** start of MATERIAL FOR THE TASK **

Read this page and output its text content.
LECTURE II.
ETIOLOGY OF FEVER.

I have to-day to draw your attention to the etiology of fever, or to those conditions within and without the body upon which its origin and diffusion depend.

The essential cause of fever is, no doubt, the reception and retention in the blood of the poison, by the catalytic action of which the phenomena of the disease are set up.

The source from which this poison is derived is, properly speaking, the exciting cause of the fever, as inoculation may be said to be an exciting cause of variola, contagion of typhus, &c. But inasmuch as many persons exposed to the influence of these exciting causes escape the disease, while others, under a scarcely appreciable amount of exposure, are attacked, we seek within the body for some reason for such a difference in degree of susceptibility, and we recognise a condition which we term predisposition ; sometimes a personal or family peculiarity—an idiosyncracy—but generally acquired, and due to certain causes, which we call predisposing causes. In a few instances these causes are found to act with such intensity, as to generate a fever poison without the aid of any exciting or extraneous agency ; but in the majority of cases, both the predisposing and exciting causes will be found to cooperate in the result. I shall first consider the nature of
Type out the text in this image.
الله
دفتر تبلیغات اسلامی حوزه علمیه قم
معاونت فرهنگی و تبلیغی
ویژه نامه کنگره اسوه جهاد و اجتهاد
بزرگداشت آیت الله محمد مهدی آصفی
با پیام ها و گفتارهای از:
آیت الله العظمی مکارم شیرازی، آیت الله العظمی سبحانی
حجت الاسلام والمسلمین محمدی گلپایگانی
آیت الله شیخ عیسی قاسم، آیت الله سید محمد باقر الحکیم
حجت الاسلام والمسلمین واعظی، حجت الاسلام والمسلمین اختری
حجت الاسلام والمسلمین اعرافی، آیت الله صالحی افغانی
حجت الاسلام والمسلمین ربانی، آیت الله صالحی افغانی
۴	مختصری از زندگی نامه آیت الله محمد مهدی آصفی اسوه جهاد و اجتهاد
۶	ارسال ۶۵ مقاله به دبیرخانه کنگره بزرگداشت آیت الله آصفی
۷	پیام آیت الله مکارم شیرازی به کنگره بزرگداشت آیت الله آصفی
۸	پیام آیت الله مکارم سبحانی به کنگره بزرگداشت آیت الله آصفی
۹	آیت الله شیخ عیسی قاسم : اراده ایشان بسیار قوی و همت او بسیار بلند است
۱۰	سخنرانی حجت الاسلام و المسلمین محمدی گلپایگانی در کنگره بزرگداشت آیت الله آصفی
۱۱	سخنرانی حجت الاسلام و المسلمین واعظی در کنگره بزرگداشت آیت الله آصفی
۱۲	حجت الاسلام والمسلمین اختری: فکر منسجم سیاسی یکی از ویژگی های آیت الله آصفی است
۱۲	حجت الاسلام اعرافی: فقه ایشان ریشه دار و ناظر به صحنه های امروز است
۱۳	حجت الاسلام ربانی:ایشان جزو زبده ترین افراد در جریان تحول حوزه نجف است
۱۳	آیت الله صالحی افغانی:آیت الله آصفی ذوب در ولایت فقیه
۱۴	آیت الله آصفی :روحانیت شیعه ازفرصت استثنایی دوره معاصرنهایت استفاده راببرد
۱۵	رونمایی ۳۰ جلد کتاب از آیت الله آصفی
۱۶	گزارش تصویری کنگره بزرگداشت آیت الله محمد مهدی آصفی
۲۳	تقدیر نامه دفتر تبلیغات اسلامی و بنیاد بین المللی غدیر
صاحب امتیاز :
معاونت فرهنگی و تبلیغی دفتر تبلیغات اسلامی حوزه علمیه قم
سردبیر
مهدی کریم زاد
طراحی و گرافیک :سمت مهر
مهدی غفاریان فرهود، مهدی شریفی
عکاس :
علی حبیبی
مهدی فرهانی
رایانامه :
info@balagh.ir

** end of MATERIAL FOR THE TASK **

▸ **REQUIRED WORK**: Each line in the material either holds the string "مهدی" or does not. State how many do, and nothing else.

▸ **SOLUTION FOR THIS PROBLEM**: 6